#### WHAT THE TASK ASKS:
Your task is to repeat all of the material exactly.

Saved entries
......
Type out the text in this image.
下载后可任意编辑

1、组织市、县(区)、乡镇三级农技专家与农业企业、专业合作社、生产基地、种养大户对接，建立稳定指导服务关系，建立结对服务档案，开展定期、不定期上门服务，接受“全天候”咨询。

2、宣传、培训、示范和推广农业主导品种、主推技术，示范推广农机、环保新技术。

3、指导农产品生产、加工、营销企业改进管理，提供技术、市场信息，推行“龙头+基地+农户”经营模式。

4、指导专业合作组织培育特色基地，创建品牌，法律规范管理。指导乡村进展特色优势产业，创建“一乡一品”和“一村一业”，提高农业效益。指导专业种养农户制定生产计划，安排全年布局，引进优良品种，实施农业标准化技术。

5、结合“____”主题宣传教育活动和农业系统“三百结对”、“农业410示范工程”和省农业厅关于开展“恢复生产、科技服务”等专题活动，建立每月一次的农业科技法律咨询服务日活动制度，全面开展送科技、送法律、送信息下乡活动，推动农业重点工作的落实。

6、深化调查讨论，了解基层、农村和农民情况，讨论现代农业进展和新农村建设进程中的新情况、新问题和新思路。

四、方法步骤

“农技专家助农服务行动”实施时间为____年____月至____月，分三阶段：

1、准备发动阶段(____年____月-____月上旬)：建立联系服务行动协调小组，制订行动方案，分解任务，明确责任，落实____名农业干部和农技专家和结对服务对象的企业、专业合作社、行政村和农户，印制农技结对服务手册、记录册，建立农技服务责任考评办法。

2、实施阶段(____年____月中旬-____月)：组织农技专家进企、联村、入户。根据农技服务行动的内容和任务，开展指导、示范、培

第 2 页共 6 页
......
#### ANSWER IN FULL:
Type out the text in this image.
下载后可任意编辑

1、组织市、县(区)、乡镇三级农技专家与农业企业、专业合作社、生产基地、种养大户对接，建立稳定指导服务关系，建立结对服务档案，开展定期、不定期上门服务，接受“全天候”咨询。

2、宣传、培训、示范和推广农业主导品种、主推技术，示范推广农机、环保新技术。

3、指导农产品生产、加工、营销企业改进管理，提供技术、市场信息，推行“龙头+基地+农户”经营模式。

4、指导专业合作组织培育特色基地，创建品牌，法律规范管理。指导乡村进展特色优势产业，创建“一乡一品”和“一村一业”，提高农业效益。指导专业种养农户制定生产计划，安排全年布局，引进优良品种，实施农业标准化技术。

5、结合“____”主题宣传教育活动和农业系统“三百结对”、“农业410示范工程”和省农业厅关于开展“恢复生产、科技服务”等专题活动，建立每月一次的农业科技法律咨询服务日活动制度，全面开展送科技、送法律、送信息下乡活动，推动农业重点工作的落实。

6、深化调查讨论，了解基层、农村和农民情况，讨论现代农业进展和新农村建设进程中的新情况、新问题和新思路。

四、方法步骤

“农技专家助农服务行动”实施时间为____年____月至____月，分三阶段：

1、准备发动阶段(____年____月-____月上旬)：建立联系服务行动协调小组，制订行动方案，分解任务，明确责任，落实____名农业干部和农技专家和结对服务对象的企业、专业合作社、行政村和农户，印制农技结对服务手册、记录册，建立农技服务责任考评办法。

2、实施阶段(____年____月中旬-____月)：组织农技专家进企、联村、入户。根据农技服务行动的内容和任务，开展指导、示范、培

第 2 页共 6 页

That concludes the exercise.